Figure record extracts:
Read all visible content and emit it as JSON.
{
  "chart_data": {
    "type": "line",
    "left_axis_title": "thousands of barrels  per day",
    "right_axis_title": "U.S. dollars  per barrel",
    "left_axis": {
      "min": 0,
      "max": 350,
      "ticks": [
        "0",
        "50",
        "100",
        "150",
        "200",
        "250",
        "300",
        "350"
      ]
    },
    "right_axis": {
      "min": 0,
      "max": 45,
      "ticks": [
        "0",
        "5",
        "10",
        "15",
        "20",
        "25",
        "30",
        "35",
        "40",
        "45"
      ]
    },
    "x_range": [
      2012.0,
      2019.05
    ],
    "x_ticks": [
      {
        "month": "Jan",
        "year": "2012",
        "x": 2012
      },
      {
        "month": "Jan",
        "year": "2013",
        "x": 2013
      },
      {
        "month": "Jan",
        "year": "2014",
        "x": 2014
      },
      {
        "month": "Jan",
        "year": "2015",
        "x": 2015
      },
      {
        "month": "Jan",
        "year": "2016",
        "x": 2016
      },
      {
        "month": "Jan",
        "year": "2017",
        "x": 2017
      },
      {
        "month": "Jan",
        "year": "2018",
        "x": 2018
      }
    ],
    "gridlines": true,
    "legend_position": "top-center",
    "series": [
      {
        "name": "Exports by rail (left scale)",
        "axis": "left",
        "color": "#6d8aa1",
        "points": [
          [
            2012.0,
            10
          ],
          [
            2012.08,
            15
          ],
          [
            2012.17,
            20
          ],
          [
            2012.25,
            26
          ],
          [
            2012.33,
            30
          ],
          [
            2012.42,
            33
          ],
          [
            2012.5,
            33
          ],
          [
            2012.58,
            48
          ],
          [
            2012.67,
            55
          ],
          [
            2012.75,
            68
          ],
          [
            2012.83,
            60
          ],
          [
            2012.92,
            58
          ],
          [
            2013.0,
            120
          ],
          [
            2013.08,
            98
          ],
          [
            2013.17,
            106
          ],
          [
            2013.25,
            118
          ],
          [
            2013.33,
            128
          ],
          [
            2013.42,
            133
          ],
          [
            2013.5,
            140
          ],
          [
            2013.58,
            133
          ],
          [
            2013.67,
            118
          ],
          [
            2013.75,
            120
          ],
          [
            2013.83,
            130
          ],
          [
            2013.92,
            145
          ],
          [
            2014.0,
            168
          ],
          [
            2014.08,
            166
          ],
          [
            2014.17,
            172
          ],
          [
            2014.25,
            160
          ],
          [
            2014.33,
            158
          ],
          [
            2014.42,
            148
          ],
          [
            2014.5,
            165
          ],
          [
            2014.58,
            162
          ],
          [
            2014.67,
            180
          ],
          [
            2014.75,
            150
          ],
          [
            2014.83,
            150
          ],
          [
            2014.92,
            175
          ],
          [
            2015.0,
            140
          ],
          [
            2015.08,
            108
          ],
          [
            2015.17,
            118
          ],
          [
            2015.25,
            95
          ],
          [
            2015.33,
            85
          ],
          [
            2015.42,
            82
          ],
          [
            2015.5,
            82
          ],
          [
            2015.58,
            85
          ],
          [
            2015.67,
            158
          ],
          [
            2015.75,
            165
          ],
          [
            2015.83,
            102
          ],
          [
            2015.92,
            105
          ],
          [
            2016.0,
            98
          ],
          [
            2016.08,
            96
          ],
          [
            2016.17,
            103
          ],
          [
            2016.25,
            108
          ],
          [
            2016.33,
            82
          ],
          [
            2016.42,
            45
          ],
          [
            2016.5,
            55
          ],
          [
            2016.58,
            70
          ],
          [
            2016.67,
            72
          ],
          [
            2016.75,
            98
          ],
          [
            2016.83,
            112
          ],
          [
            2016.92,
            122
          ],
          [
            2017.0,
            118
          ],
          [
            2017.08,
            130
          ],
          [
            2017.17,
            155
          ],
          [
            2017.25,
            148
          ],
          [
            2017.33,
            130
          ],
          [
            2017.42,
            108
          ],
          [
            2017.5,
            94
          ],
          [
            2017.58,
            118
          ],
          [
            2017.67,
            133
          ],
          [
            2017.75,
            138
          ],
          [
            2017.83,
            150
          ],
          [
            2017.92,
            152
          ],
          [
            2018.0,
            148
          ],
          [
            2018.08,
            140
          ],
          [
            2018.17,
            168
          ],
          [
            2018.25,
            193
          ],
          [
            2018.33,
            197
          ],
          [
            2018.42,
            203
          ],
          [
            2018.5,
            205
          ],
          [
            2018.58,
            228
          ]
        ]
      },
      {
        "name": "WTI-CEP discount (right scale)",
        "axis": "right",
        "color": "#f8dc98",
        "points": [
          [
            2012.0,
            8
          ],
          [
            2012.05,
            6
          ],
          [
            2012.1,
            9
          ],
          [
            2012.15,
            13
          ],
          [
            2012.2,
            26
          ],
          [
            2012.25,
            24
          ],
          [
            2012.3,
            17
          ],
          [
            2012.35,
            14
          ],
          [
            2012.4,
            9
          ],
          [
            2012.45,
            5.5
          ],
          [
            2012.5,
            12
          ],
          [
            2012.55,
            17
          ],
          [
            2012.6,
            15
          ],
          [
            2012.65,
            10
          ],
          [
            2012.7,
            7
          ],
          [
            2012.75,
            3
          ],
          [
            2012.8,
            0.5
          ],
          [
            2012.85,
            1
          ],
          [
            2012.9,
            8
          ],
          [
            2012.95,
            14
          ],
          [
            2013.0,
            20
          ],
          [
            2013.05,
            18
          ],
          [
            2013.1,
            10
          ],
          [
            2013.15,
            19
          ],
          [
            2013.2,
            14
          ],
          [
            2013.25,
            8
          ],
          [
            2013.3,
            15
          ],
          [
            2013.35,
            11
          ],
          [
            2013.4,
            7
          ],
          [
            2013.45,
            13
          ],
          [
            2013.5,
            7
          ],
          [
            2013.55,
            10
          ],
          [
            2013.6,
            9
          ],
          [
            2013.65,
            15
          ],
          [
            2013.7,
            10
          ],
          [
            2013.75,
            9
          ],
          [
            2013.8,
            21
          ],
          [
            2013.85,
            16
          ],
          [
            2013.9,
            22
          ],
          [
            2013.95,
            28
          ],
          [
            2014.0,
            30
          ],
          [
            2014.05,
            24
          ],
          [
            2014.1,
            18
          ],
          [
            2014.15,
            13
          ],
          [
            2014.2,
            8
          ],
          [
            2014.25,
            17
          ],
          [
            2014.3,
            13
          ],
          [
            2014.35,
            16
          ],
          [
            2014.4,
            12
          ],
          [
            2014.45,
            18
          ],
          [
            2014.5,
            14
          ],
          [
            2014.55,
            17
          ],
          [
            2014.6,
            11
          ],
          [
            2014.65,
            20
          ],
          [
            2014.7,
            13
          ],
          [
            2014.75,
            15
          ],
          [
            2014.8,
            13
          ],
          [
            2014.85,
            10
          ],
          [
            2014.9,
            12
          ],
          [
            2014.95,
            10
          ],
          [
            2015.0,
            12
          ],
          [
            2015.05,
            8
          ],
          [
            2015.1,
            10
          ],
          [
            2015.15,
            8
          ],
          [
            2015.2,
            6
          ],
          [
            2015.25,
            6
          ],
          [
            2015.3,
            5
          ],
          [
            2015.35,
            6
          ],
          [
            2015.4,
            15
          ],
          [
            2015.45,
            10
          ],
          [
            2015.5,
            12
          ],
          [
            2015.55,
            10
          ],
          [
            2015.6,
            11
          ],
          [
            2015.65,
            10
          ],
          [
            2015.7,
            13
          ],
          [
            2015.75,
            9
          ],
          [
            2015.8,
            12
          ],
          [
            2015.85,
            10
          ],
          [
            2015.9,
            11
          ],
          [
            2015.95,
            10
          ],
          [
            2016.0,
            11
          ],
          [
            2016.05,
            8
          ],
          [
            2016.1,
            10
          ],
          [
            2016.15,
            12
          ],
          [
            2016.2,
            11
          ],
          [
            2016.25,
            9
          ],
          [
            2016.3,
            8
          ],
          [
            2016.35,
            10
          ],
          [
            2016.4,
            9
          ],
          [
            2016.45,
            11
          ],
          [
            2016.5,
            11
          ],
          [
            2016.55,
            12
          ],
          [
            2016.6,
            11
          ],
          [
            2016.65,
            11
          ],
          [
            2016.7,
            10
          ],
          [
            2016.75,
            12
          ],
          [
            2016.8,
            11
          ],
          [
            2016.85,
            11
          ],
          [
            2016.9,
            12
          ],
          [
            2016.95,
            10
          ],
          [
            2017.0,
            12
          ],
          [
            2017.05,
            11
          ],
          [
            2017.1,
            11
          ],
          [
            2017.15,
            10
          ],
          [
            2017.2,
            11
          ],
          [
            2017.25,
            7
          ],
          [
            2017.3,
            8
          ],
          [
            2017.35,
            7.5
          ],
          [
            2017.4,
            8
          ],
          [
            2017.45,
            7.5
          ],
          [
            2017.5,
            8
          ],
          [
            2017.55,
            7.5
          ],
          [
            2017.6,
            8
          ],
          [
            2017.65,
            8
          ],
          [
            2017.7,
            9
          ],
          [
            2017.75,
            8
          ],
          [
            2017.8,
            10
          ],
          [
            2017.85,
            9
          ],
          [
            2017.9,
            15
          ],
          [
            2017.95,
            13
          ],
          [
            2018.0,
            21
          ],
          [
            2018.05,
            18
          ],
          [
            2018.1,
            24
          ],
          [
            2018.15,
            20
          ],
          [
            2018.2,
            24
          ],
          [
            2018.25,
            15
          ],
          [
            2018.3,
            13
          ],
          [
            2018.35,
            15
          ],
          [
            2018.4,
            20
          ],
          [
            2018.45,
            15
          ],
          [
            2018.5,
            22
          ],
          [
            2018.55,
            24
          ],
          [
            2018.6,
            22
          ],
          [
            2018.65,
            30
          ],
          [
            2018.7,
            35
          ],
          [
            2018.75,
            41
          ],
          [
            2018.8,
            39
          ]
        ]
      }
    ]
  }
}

▶ **AIM**:
Looking at the listing above, count the lines that contain "name" and give nothing but the number.

▶ **RESULT OF THIS TASK**:
2